(Lines excerpted from a collection)
==============================

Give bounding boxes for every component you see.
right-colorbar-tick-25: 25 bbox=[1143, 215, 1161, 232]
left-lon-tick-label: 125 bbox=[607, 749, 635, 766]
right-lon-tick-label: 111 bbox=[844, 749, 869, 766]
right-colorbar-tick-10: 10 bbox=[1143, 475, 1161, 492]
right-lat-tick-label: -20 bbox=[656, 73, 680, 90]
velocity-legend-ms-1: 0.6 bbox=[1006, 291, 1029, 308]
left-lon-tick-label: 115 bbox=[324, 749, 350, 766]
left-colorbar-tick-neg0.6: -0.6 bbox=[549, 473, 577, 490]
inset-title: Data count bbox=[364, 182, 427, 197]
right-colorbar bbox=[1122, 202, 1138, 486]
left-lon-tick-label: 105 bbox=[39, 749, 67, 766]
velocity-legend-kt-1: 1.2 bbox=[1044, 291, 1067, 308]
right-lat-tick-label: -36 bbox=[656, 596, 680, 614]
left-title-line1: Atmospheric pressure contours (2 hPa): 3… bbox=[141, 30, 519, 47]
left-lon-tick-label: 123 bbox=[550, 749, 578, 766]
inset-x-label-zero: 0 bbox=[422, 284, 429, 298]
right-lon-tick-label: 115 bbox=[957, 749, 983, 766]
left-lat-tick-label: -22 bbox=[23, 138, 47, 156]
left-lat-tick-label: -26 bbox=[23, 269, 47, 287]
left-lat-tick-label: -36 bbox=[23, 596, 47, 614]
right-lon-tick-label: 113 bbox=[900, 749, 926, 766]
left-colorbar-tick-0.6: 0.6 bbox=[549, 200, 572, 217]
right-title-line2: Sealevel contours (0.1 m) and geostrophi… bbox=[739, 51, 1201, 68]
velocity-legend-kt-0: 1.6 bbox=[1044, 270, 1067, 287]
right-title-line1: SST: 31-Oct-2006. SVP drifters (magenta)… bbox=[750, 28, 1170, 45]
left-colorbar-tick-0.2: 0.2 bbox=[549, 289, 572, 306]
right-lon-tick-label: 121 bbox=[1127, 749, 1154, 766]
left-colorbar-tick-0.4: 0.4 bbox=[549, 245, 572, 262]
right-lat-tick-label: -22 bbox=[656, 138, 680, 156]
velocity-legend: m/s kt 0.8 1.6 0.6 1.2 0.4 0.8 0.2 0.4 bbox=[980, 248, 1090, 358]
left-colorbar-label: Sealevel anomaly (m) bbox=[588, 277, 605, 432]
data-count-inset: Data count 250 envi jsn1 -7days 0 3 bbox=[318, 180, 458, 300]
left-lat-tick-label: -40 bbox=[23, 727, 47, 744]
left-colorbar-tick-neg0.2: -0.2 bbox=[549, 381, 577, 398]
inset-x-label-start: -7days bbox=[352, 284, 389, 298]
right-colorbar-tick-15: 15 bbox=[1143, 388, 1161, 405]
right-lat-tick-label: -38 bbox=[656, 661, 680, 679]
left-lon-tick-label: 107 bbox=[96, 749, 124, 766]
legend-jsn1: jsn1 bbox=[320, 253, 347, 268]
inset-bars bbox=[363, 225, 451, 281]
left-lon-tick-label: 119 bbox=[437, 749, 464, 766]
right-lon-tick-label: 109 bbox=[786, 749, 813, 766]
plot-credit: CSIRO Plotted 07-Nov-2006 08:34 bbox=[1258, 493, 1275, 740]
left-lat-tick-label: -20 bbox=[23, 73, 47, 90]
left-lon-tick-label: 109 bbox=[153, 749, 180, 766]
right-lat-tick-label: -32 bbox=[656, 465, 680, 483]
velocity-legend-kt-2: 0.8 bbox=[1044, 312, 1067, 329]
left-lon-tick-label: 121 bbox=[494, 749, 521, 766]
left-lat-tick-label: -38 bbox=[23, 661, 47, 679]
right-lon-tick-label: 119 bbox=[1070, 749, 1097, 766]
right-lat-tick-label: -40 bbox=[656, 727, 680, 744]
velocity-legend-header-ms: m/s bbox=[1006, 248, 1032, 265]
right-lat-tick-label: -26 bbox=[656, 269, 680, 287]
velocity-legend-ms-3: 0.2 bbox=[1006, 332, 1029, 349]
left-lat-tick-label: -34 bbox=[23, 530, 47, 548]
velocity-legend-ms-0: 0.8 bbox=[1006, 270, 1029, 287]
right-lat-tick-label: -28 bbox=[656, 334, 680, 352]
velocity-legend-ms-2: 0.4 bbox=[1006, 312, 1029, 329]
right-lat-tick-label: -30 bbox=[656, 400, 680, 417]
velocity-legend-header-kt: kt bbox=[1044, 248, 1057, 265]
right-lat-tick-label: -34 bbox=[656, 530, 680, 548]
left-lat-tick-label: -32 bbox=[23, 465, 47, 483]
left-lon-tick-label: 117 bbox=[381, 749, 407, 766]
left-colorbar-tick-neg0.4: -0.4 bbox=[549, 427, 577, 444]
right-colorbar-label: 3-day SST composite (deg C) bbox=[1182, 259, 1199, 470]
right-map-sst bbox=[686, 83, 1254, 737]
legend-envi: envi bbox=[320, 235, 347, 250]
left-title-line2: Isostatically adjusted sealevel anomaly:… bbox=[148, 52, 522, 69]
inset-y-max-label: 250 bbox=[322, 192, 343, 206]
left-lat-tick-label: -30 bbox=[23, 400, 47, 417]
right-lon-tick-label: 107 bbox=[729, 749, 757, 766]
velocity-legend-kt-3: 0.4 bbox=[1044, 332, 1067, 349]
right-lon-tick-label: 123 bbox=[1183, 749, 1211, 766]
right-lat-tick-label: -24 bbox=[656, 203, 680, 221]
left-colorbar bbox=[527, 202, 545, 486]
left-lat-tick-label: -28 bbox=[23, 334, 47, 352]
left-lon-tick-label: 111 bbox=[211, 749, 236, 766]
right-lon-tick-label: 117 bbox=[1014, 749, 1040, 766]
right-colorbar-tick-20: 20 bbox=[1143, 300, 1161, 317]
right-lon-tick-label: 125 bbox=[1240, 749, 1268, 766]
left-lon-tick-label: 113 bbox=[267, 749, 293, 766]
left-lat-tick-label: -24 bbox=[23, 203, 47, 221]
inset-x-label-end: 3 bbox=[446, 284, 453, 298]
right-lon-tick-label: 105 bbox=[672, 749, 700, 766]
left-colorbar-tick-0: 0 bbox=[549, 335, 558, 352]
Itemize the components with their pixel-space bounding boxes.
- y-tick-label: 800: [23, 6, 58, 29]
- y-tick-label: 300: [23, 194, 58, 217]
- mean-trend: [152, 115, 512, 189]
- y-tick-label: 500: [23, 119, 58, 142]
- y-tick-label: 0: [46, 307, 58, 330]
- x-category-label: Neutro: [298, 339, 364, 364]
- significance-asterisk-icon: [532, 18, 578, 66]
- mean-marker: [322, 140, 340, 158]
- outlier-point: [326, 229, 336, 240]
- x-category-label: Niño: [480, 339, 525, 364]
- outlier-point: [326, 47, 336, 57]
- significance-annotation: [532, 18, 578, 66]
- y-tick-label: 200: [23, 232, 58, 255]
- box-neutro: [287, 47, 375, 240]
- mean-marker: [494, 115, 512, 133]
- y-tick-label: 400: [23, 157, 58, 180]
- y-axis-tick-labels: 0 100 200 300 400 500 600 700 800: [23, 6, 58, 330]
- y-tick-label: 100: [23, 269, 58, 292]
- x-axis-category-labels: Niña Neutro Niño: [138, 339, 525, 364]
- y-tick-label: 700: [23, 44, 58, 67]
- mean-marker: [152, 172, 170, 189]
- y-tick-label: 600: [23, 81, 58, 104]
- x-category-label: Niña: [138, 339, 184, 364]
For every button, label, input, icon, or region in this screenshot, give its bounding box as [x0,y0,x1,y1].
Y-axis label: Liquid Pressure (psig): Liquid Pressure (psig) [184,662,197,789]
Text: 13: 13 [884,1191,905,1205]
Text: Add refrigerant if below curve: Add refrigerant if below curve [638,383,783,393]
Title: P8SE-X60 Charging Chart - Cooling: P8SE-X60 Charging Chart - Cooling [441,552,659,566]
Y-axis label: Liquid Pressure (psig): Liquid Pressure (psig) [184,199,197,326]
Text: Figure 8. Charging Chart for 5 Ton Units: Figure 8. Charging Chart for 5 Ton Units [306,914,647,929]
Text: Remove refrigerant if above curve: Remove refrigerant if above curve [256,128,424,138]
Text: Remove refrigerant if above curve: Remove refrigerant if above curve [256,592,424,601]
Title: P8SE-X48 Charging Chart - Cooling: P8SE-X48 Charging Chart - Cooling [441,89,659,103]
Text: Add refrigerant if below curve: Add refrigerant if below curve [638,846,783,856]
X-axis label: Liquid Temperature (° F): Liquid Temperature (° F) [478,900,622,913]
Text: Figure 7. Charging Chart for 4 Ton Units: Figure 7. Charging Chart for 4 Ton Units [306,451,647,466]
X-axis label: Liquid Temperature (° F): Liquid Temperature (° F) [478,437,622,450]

==============================

» Instructions to follow: Pull out the stretch from the first line through the line containing "right-lon-tick-label: 113 bbox=[900, 749, 926, 766]", both included, and copy each one without any change.

» Exercise output:
Give bounding boxes for every component you see.
right-colorbar-tick-25: 25 bbox=[1143, 215, 1161, 232]
left-lon-tick-label: 125 bbox=[607, 749, 635, 766]
right-lon-tick-label: 111 bbox=[844, 749, 869, 766]
right-colorbar-tick-10: 10 bbox=[1143, 475, 1161, 492]
right-lat-tick-label: -20 bbox=[656, 73, 680, 90]
velocity-legend-ms-1: 0.6 bbox=[1006, 291, 1029, 308]
left-lon-tick-label: 115 bbox=[324, 749, 350, 766]
left-colorbar-tick-neg0.6: -0.6 bbox=[549, 473, 577, 490]
inset-title: Data count bbox=[364, 182, 427, 197]
right-colorbar bbox=[1122, 202, 1138, 486]
left-lon-tick-label: 105 bbox=[39, 749, 67, 766]
velocity-legend-kt-1: 1.2 bbox=[1044, 291, 1067, 308]
right-lat-tick-label: -36 bbox=[656, 596, 680, 614]
left-title-line1: Atmospheric pressure contours (2 hPa): 3… bbox=[141, 30, 519, 47]
left-lon-tick-label: 123 bbox=[550, 749, 578, 766]
inset-x-label-zero: 0 bbox=[422, 284, 429, 298]
right-lon-tick-label: 115 bbox=[957, 749, 983, 766]
left-lat-tick-label: -22 bbox=[23, 138, 47, 156]
left-lat-tick-label: -26 bbox=[23, 269, 47, 287]
left-lat-tick-label: -36 bbox=[23, 596, 47, 614]
right-lon-tick-label: 113 bbox=[900, 749, 926, 766]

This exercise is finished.